TASK REQUIREMENTS: The data below is to be returned in full and exactly.

Records from a collection of figures
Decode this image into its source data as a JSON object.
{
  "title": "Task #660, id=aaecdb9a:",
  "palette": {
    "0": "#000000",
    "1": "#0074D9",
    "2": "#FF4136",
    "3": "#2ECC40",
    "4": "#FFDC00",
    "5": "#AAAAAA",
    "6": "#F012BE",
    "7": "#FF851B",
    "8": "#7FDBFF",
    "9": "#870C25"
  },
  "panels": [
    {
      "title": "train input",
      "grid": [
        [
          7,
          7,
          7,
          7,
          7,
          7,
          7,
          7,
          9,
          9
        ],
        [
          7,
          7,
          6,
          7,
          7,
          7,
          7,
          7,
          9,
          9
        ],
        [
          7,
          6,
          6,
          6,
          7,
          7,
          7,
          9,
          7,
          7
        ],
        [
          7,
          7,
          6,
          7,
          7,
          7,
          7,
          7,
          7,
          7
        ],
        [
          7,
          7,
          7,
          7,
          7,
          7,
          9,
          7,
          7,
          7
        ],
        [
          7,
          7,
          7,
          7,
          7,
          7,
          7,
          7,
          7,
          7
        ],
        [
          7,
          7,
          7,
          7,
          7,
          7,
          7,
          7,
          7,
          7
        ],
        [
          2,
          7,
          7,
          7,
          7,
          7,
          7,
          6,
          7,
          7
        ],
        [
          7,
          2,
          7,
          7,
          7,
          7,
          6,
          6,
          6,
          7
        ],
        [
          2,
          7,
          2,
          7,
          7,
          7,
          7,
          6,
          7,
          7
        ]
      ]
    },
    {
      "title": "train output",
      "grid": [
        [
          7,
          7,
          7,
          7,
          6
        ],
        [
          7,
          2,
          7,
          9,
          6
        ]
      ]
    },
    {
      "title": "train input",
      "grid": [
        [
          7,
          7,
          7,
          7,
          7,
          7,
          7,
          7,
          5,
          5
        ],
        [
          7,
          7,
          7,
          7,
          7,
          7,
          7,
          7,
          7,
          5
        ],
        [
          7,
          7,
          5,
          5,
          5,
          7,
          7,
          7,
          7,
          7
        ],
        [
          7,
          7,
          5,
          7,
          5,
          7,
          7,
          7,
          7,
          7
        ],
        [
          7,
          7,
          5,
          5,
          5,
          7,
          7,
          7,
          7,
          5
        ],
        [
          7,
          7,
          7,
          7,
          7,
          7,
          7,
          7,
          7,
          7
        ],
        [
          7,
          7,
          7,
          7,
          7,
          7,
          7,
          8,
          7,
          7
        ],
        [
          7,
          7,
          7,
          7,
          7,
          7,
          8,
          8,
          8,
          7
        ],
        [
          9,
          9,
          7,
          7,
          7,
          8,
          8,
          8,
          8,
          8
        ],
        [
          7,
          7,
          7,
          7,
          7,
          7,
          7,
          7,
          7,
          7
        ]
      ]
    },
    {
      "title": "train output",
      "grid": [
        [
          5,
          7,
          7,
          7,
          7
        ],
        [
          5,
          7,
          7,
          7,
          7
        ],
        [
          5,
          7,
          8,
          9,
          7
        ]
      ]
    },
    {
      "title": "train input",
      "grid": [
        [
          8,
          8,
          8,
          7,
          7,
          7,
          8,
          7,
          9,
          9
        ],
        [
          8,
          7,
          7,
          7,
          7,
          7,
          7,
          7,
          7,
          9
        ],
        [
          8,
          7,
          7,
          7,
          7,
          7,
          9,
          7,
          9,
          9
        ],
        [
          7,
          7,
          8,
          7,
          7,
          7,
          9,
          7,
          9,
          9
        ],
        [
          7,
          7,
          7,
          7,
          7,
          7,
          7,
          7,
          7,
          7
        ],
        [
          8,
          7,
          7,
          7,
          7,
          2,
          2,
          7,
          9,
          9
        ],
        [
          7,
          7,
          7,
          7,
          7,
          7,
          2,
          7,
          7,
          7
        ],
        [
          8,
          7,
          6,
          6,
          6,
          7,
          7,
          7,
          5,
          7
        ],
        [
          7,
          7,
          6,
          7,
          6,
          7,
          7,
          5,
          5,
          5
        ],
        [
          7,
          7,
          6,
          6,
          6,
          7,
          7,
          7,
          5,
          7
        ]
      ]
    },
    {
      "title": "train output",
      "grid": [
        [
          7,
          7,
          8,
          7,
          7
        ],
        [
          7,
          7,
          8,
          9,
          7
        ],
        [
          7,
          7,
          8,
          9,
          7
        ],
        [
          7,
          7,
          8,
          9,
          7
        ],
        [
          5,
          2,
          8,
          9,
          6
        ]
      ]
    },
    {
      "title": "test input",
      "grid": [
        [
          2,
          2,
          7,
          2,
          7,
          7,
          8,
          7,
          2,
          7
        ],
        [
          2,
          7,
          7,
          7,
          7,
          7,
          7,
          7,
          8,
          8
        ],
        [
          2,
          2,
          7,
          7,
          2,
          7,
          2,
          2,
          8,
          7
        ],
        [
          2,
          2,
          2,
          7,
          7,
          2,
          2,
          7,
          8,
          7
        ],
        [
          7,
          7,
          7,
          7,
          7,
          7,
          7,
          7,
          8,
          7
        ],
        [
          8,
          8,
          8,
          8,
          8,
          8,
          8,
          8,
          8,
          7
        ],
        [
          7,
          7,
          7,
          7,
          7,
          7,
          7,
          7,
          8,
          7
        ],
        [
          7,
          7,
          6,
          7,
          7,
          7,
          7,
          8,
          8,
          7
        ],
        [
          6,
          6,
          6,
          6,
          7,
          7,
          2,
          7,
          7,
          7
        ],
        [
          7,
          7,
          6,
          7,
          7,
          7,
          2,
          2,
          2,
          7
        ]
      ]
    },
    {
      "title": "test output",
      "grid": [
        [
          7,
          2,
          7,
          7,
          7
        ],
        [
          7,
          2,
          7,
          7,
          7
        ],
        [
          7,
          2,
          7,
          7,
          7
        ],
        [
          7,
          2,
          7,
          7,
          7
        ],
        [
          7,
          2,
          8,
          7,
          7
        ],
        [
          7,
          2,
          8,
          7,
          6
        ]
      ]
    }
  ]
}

THE OUTPUT:
Decode this image into its source data as a JSON object.
{
  "title": "Task #660, id=aaecdb9a:",
  "palette": {
    "0": "#000000",
    "1": "#0074D9",
    "2": "#FF4136",
    "3": "#2ECC40",
    "4": "#FFDC00",
    "5": "#AAAAAA",
    "6": "#F012BE",
    "7": "#FF851B",
    "8": "#7FDBFF",
    "9": "#870C25"
  },
  "panels": [
    {
      "title": "train input",
      "grid": [
        [
          7,
          7,
          7,
          7,
          7,
          7,
          7,
          7,
          9,
          9
        ],
        [
          7,
          7,
          6,
          7,
          7,
          7,
          7,
          7,
          9,
          9
        ],
        [
          7,
          6,
          6,
          6,
          7,
          7,
          7,
          9,
          7,
          7
        ],
        [
          7,
          7,
          6,
          7,
          7,
          7,
          7,
          7,
          7,
          7
        ],
        [
          7,
          7,
          7,
          7,
          7,
          7,
          9,
          7,
          7,
          7
        ],
        [
          7,
          7,
          7,
          7,
          7,
          7,
          7,
          7,
          7,
          7
        ],
        [
          7,
          7,
          7,
          7,
          7,
          7,
          7,
          7,
          7,
          7
        ],
        [
          2,
          7,
          7,
          7,
          7,
          7,
          7,
          6,
          7,
          7
        ],
        [
          7,
          2,
          7,
          7,
          7,
          7,
          6,
          6,
          6,
          7
        ],
        [
          2,
          7,
          2,
          7,
          7,
          7,
          7,
          6,
          7,
          7
        ]
      ]
    },
    {
      "title": "train output",
      "grid": [
        [
          7,
          7,
          7,
          7,
          6
        ],
        [
          7,
          2,
          7,
          9,
          6
        ]
      ]
    },
    {
      "title": "train input",
      "grid": [
        [
          7,
          7,
          7,
          7,
          7,
          7,
          7,
          7,
          5,
          5
        ],
        [
          7,
          7,
          7,
          7,
          7,
          7,
          7,
          7,
          7,
          5
        ],
        [
          7,
          7,
          5,
          5,
          5,
          7,
          7,
          7,
          7,
          7
        ],
        [
          7,
          7,
          5,
          7,
          5,
          7,
          7,
          7,
          7,
          7
        ],
        [
          7,
          7,
          5,
          5,
          5,
          7,
          7,
          7,
          7,
          5
        ],
        [
          7,
          7,
          7,
          7,
          7,
          7,
          7,
          7,
          7,
          7
        ],
        [
          7,
          7,
          7,
          7,
          7,
          7,
          7,
          8,
          7,
          7
        ],
        [
          7,
          7,
          7,
          7,
          7,
          7,
          8,
          8,
          8,
          7
        ],
        [
          9,
          9,
          7,
          7,
          7,
          8,
          8,
          8,
          8,
          8
        ],
        [
          7,
          7,
          7,
          7,
          7,
          7,
          7,
          7,
          7,
          7
        ]
      ]
    },
    {
      "title": "train output",
      "grid": [
        [
          5,
          7,
          7,
          7,
          7
        ],
        [
          5,
          7,
          7,
          7,
          7
        ],
        [
          5,
          7,
          8,
          9,
          7
        ]
      ]
    },
    {
      "title": "train input",
      "grid": [
        [
          8,
          8,
          8,
          7,
          7,
          7,
          8,
          7,
          9,
          9
        ],
        [
          8,
          7,
          7,
          7,
          7,
          7,
          7,
          7,
          7,
          9
        ],
        [
          8,
          7,
          7,
          7,
          7,
          7,
          9,
          7,
          9,
          9
        ],
        [
          7,
          7,
          8,
          7,
          7,
          7,
          9,
          7,
          9,
          9
        ],
        [
          7,
          7,
          7,
          7,
          7,
          7,
          7,
          7,
          7,
          7
        ],
        [
          8,
          7,
          7,
          7,
          7,
          2,
          2,
          7,
          9,
          9
        ],
        [
          7,
          7,
          7,
          7,
          7,
          7,
          2,
          7,
          7,
          7
        ],
        [
          8,
          7,
          6,
          6,
          6,
          7,
          7,
          7,
          5,
          7
        ],
        [
          7,
          7,
          6,
          7,
          6,
          7,
          7,
          5,
          5,
          5
        ],
        [
          7,
          7,
          6,
          6,
          6,
          7,
          7,
          7,
          5,
          7
        ]
      ]
    },
    {
      "title": "train output",
      "grid": [
        [
          7,
          7,
          8,
          7,
          7
        ],
        [
          7,
          7,
          8,
          9,
          7
        ],
        [
          7,
          7,
          8,
          9,
          7
        ],
        [
          7,
          7,
          8,
          9,
          7
        ],
        [
          5,
          2,
          8,
          9,
          6
        ]
      ]
    },
    {
      "title": "test input",
      "grid": [
        [
          2,
          2,
          7,
          2,
          7,
          7,
          8,
          7,
          2,
          7
        ],
        [
          2,
          7,
          7,
          7,
          7,
          7,
          7,
          7,
          8,
          8
        ],
        [
          2,
          2,
          7,
          7,
          2,
          7,
          2,
          2,
          8,
          7
        ],
        [
          2,
          2,
          2,
          7,
          7,
          2,
          2,
          7,
          8,
          7
        ],
        [
          7,
          7,
          7,
          7,
          7,
          7,
          7,
          7,
          8,
          7
        ],
        [
          8,
          8,
          8,
          8,
          8,
          8,
          8,
          8,
          8,
          7
        ],
        [
          7,
          7,
          7,
          7,
          7,
          7,
          7,
          7,
          8,
          7
        ],
        [
          7,
          7,
          6,
          7,
          7,
          7,
          7,
          8,
          8,
          7
        ],
        [
          6,
          6,
          6,
          6,
          7,
          7,
          2,
          7,
          7,
          7
        ],
        [
          7,
          7,
          6,
          7,
          7,
          7,
          2,
          2,
          2,
          7
        ]
      ]
    },
    {
      "title": "test output",
      "grid": [
        [
          7,
          2,
          7,
          7,
          7
        ],
        [
          7,
          2,
          7,
          7,
          7
        ],
        [
          7,
          2,
          7,
          7,
          7
        ],
        [
          7,
          2,
          7,
          7,
          7
        ],
        [
          7,
          2,
          8,
          7,
          7
        ],
        [
          7,
          2,
          8,
          7,
          6
        ]
      ]
    }
  ]
}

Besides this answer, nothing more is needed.